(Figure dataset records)
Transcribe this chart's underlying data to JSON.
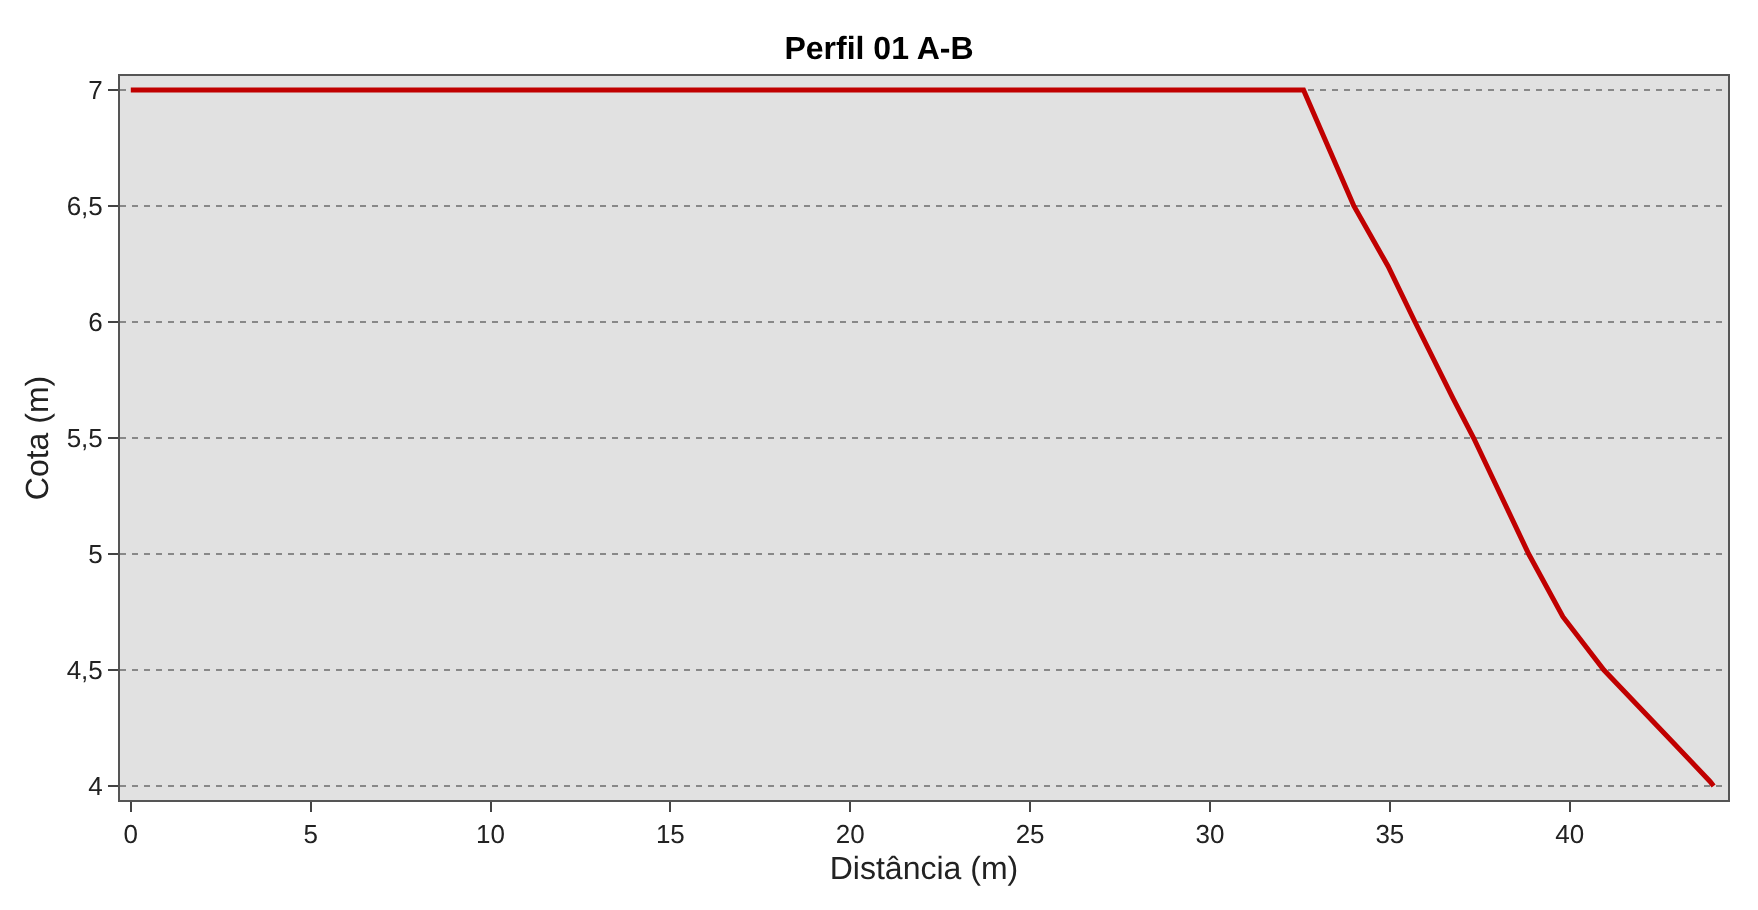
{
  "chart_data": {
    "type": "line",
    "title": "Perfil 01 A-B",
    "xlabel": "Distância (m)",
    "ylabel": "Cota (m)",
    "series": [
      {
        "color": "#c00000",
        "x": [
          0,
          32.6,
          33.3,
          34.0,
          34.95,
          35.7,
          36.76,
          37.33,
          38.86,
          39.81,
          40.95,
          42.86,
          43.9,
          44.0
        ],
        "values": [
          7,
          7,
          6.75,
          6.5,
          6.24,
          6.0,
          5.67,
          5.5,
          5.0,
          4.73,
          4.5,
          4.19,
          4.02,
          4.0
        ]
      }
    ],
    "xlim": [
      -0.3,
      44.4
    ],
    "xticks": [
      0,
      5,
      10,
      15,
      20,
      25,
      30,
      35,
      40
    ],
    "ylim": [
      3.94,
      7.06
    ],
    "yticks": [
      {
        "value": 4,
        "label": "4"
      },
      {
        "value": 4.5,
        "label": "4,5"
      },
      {
        "value": 5,
        "label": "5"
      },
      {
        "value": 5.5,
        "label": "5,5"
      },
      {
        "value": 6,
        "label": "6"
      },
      {
        "value": 6.5,
        "label": "6,5"
      },
      {
        "value": 7,
        "label": "7"
      }
    ],
    "grid": "y",
    "legend": false,
    "marker": "none",
    "line_style": "solid"
  }
}
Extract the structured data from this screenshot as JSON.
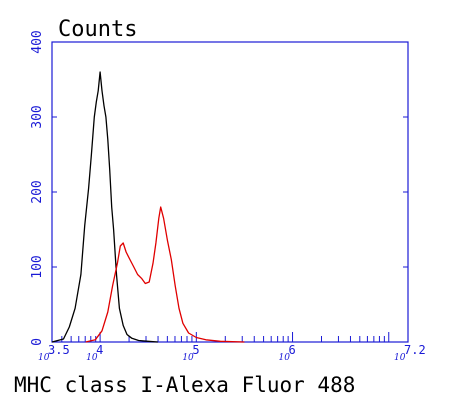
{
  "chart_data": {
    "type": "line",
    "title": "Counts",
    "xlabel": "MHC class I-Alexa Fluor 488",
    "ylabel": "",
    "x_scale": "log10",
    "xlim": [
      3.5,
      7.2
    ],
    "ylim": [
      0,
      400
    ],
    "y_ticks": [
      "0",
      "100",
      "200",
      "300",
      "400"
    ],
    "x_tick_labels": [
      {
        "base": "10",
        "exp": "3.5"
      },
      {
        "base": "10",
        "exp": "4"
      },
      {
        "base": "10",
        "exp": "5"
      },
      {
        "base": "10",
        "exp": "6"
      },
      {
        "base": "10",
        "exp": "7.2"
      }
    ],
    "axis_color": "#1a1ad6",
    "series": [
      {
        "color": "#000000",
        "x": [
          3.5,
          3.62,
          3.68,
          3.74,
          3.8,
          3.84,
          3.88,
          3.91,
          3.94,
          3.96,
          3.98,
          4.0,
          4.02,
          4.04,
          4.06,
          4.08,
          4.1,
          4.12,
          4.14,
          4.17,
          4.2,
          4.24,
          4.28,
          4.33,
          4.4,
          4.5,
          4.6
        ],
        "y": [
          0,
          4,
          20,
          45,
          90,
          155,
          205,
          250,
          300,
          320,
          335,
          360,
          335,
          315,
          300,
          270,
          230,
          180,
          150,
          90,
          45,
          22,
          10,
          5,
          2,
          1,
          0
        ]
      },
      {
        "color": "#e00000",
        "x": [
          3.85,
          3.95,
          4.02,
          4.08,
          4.13,
          4.18,
          4.21,
          4.24,
          4.27,
          4.31,
          4.35,
          4.39,
          4.43,
          4.47,
          4.51,
          4.55,
          4.58,
          4.61,
          4.63,
          4.66,
          4.7,
          4.74,
          4.78,
          4.82,
          4.86,
          4.92,
          5.0,
          5.1,
          5.25,
          5.5
        ],
        "y": [
          0,
          3,
          15,
          40,
          75,
          105,
          128,
          132,
          120,
          110,
          100,
          90,
          85,
          78,
          80,
          105,
          132,
          165,
          180,
          165,
          135,
          110,
          75,
          45,
          25,
          12,
          6,
          3,
          1,
          0
        ]
      }
    ]
  }
}
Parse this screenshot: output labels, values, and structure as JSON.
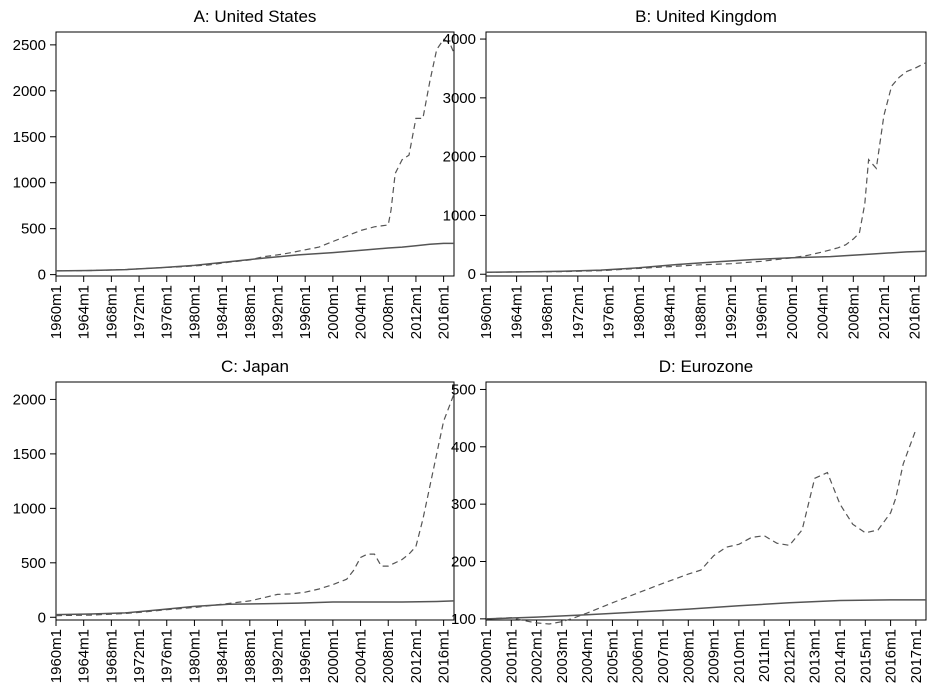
{
  "chart_data": [
    {
      "type": "line",
      "title": "A: United States",
      "xlabel": "",
      "ylabel": "",
      "x_ticks": [
        "1960m1",
        "1964m1",
        "1968m1",
        "1972m1",
        "1976m1",
        "1980m1",
        "1984m1",
        "1988m1",
        "1992m1",
        "1996m1",
        "2000m1",
        "2004m1",
        "2008m1",
        "2012m1",
        "2016m1"
      ],
      "xlim": [
        1960,
        2017.5
      ],
      "y_ticks": [
        0,
        500,
        1000,
        1500,
        2000,
        2500
      ],
      "ylim": [
        -15,
        2640
      ],
      "grid": false,
      "legend": "none",
      "series": [
        {
          "style": "solid",
          "x": [
            1960,
            1965,
            1970,
            1975,
            1980,
            1985,
            1990,
            1995,
            2000,
            2005,
            2008,
            2010,
            2012,
            2014,
            2016,
            2017.5
          ],
          "y": [
            40,
            45,
            55,
            75,
            100,
            140,
            180,
            215,
            240,
            270,
            290,
            300,
            315,
            330,
            340,
            340
          ]
        },
        {
          "style": "dashed",
          "x": [
            1960,
            1965,
            1970,
            1975,
            1978,
            1980,
            1982,
            1985,
            1988,
            1990,
            1992,
            1994,
            1996,
            1998,
            2000,
            2002,
            2004,
            2006,
            2007,
            2008,
            2008.4,
            2009,
            2010,
            2011,
            2012,
            2013,
            2014,
            2015,
            2016,
            2016.5,
            2017,
            2017.5
          ],
          "y": [
            40,
            45,
            55,
            75,
            85,
            95,
            105,
            135,
            160,
            195,
            215,
            240,
            270,
            300,
            360,
            420,
            480,
            520,
            530,
            540,
            700,
            1100,
            1250,
            1300,
            1700,
            1700,
            2100,
            2450,
            2560,
            2540,
            2500,
            2410
          ]
        }
      ]
    },
    {
      "type": "line",
      "title": "B: United Kingdom",
      "xlabel": "",
      "ylabel": "",
      "x_ticks": [
        "1960m1",
        "1964m1",
        "1968m1",
        "1972m1",
        "1976m1",
        "1980m1",
        "1984m1",
        "1988m1",
        "1992m1",
        "1996m1",
        "2000m1",
        "2004m1",
        "2008m1",
        "2012m1",
        "2016m1"
      ],
      "xlim": [
        1960,
        2017.5
      ],
      "y_ticks": [
        0,
        1000,
        2000,
        3000,
        4000
      ],
      "ylim": [
        -30,
        4120
      ],
      "grid": false,
      "legend": "none",
      "series": [
        {
          "style": "solid",
          "x": [
            1960,
            1965,
            1970,
            1975,
            1980,
            1985,
            1990,
            1995,
            2000,
            2005,
            2010,
            2015,
            2017.5
          ],
          "y": [
            35,
            40,
            50,
            70,
            110,
            165,
            210,
            250,
            280,
            300,
            340,
            380,
            390
          ]
        },
        {
          "style": "dashed",
          "x": [
            1960,
            1965,
            1970,
            1975,
            1980,
            1984,
            1988,
            1992,
            1996,
            2000,
            2002,
            2004,
            2006,
            2007,
            2008,
            2008.8,
            2009.5,
            2010,
            2011,
            2012,
            2013,
            2014,
            2015,
            2016,
            2017.5
          ],
          "y": [
            35,
            40,
            45,
            60,
            100,
            130,
            160,
            180,
            220,
            280,
            320,
            380,
            450,
            500,
            600,
            700,
            1200,
            1950,
            1800,
            2700,
            3200,
            3350,
            3450,
            3500,
            3600
          ]
        }
      ]
    },
    {
      "type": "line",
      "title": "C: Japan",
      "xlabel": "",
      "ylabel": "",
      "x_ticks": [
        "1960m1",
        "1964m1",
        "1968m1",
        "1972m1",
        "1976m1",
        "1980m1",
        "1984m1",
        "1988m1",
        "1992m1",
        "1996m1",
        "2000m1",
        "2004m1",
        "2008m1",
        "2012m1",
        "2016m1"
      ],
      "xlim": [
        1960,
        2017.5
      ],
      "y_ticks": [
        0,
        500,
        1000,
        1500,
        2000
      ],
      "ylim": [
        -25,
        2160
      ],
      "grid": false,
      "legend": "none",
      "series": [
        {
          "style": "solid",
          "x": [
            1960,
            1965,
            1970,
            1975,
            1980,
            1985,
            1990,
            1995,
            2000,
            2005,
            2010,
            2015,
            2017.5
          ],
          "y": [
            25,
            30,
            40,
            70,
            100,
            120,
            125,
            130,
            140,
            140,
            140,
            145,
            150
          ]
        },
        {
          "style": "dashed",
          "x": [
            1960,
            1965,
            1970,
            1973,
            1976,
            1980,
            1984,
            1988,
            1990,
            1992,
            1994,
            1996,
            1998,
            2000,
            2002,
            2003,
            2004,
            2005,
            2006,
            2007,
            2008,
            2009,
            2010,
            2011,
            2012,
            2013,
            2014,
            2015,
            2016,
            2017.5
          ],
          "y": [
            15,
            20,
            35,
            50,
            70,
            90,
            120,
            150,
            180,
            210,
            215,
            230,
            260,
            300,
            350,
            430,
            550,
            580,
            580,
            470,
            470,
            500,
            530,
            580,
            650,
            900,
            1200,
            1500,
            1800,
            2050
          ]
        }
      ]
    },
    {
      "type": "line",
      "title": "D: Eurozone",
      "xlabel": "",
      "ylabel": "",
      "x_ticks": [
        "2000m1",
        "2001m1",
        "2002m1",
        "2003m1",
        "2004m1",
        "2005m1",
        "2006m1",
        "2007m1",
        "2008m1",
        "2009m1",
        "2010m1",
        "2011m1",
        "2012m1",
        "2013m1",
        "2014m1",
        "2015m1",
        "2016m1",
        "2017m1"
      ],
      "xlim": [
        2000,
        2017.4
      ],
      "y_ticks": [
        100,
        200,
        300,
        400,
        500
      ],
      "ylim": [
        98,
        513
      ],
      "grid": false,
      "legend": "none",
      "series": [
        {
          "style": "solid",
          "x": [
            2000,
            2002,
            2004,
            2006,
            2008,
            2010,
            2012,
            2014,
            2016,
            2017.4
          ],
          "y": [
            100,
            103,
            107,
            112,
            117,
            123,
            128,
            132,
            133,
            133
          ]
        },
        {
          "style": "dashed",
          "x": [
            2000,
            2000.5,
            2001,
            2001.5,
            2002,
            2002.5,
            2003,
            2003.5,
            2004,
            2005,
            2006,
            2007,
            2008,
            2008.5,
            2009,
            2009.5,
            2010,
            2010.5,
            2011,
            2011.5,
            2012,
            2012.5,
            2013,
            2013.5,
            2014,
            2014.5,
            2015,
            2015.5,
            2016,
            2016.2,
            2016.5,
            2017
          ],
          "y": [
            100,
            101,
            102,
            97,
            93,
            91,
            95,
            102,
            110,
            128,
            145,
            162,
            178,
            185,
            210,
            225,
            230,
            242,
            245,
            232,
            228,
            255,
            345,
            355,
            300,
            265,
            250,
            255,
            285,
            310,
            370,
            430
          ]
        }
      ]
    }
  ]
}
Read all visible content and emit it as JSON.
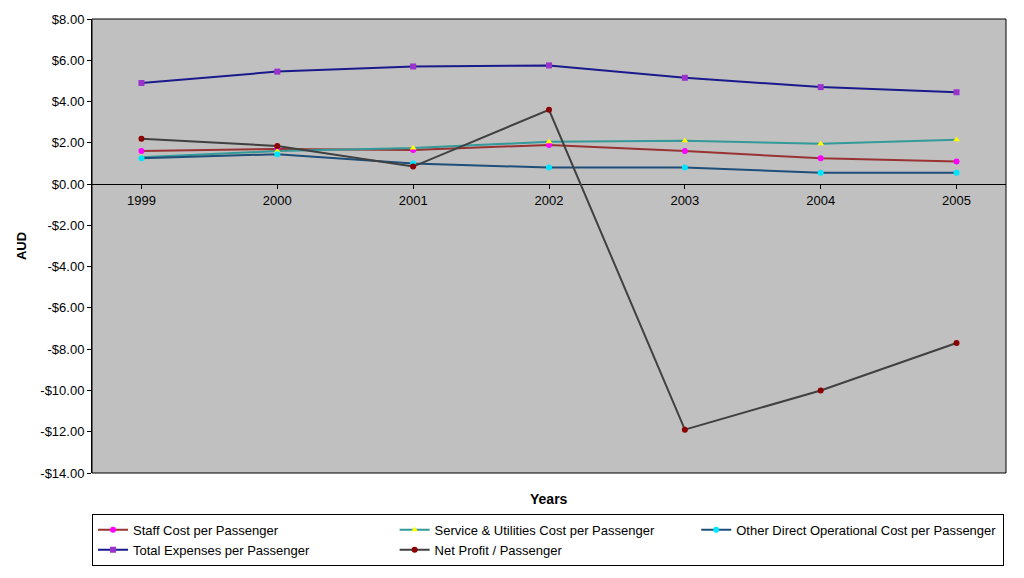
{
  "chart_data": {
    "type": "line",
    "x_label": "Years",
    "y_label": "AUD",
    "categories": [
      "1999",
      "2000",
      "2001",
      "2002",
      "2003",
      "2004",
      "2005"
    ],
    "series": [
      {
        "name": "Staff Cost per Passenger",
        "color": "#993333",
        "marker": "circle",
        "values": [
          1.6,
          1.7,
          1.65,
          1.9,
          1.6,
          1.25,
          1.1
        ]
      },
      {
        "name": "Service & Utilities Cost per Passenger",
        "color": "#339999",
        "marker": "triangle",
        "values": [
          1.3,
          1.6,
          1.75,
          2.05,
          2.1,
          1.95,
          2.15
        ]
      },
      {
        "name": "Other Direct Operational Cost per Passenger",
        "color": "#1f4e79",
        "marker": "circle",
        "values": [
          1.25,
          1.45,
          1.0,
          0.8,
          0.8,
          0.55,
          0.55
        ]
      },
      {
        "name": "Total Expenses per Passenger",
        "color": "#1a1a8c",
        "marker": "square",
        "values": [
          4.9,
          5.45,
          5.7,
          5.75,
          5.15,
          4.7,
          4.45
        ]
      },
      {
        "name": "Net Profit / Passenger",
        "color": "#404040",
        "marker": "circle",
        "values": [
          2.2,
          1.85,
          0.85,
          3.6,
          -11.9,
          -10.0,
          -7.7
        ]
      }
    ],
    "ylim": [
      -14,
      8
    ],
    "yticks": [
      {
        "value": -14,
        "label": "-$14.00"
      },
      {
        "value": -12,
        "label": "-$12.00"
      },
      {
        "value": -10,
        "label": "-$10.00"
      },
      {
        "value": -8,
        "label": "-$8.00"
      },
      {
        "value": -6,
        "label": "-$6.00"
      },
      {
        "value": -4,
        "label": "-$4.00"
      },
      {
        "value": -2,
        "label": "-$2.00"
      },
      {
        "value": 0,
        "label": "$0.00"
      },
      {
        "value": 2,
        "label": "$2.00"
      },
      {
        "value": 4,
        "label": "$4.00"
      },
      {
        "value": 6,
        "label": "$6.00"
      },
      {
        "value": 8,
        "label": "$8.00"
      }
    ],
    "grid": false,
    "legend": "bottom"
  }
}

* _AIM OF THE EXERCISE_: The lines to collect are those holding the string "title"; copy them all.

* _RESPONSE BELOW_:
    "title": "Perfil 01 A-B",
    "title": "Counts",
      "title": "A: United States",
      "title": "B: United Kingdom",
      "title": "C: Japan",
      "title": "D: Eurozone",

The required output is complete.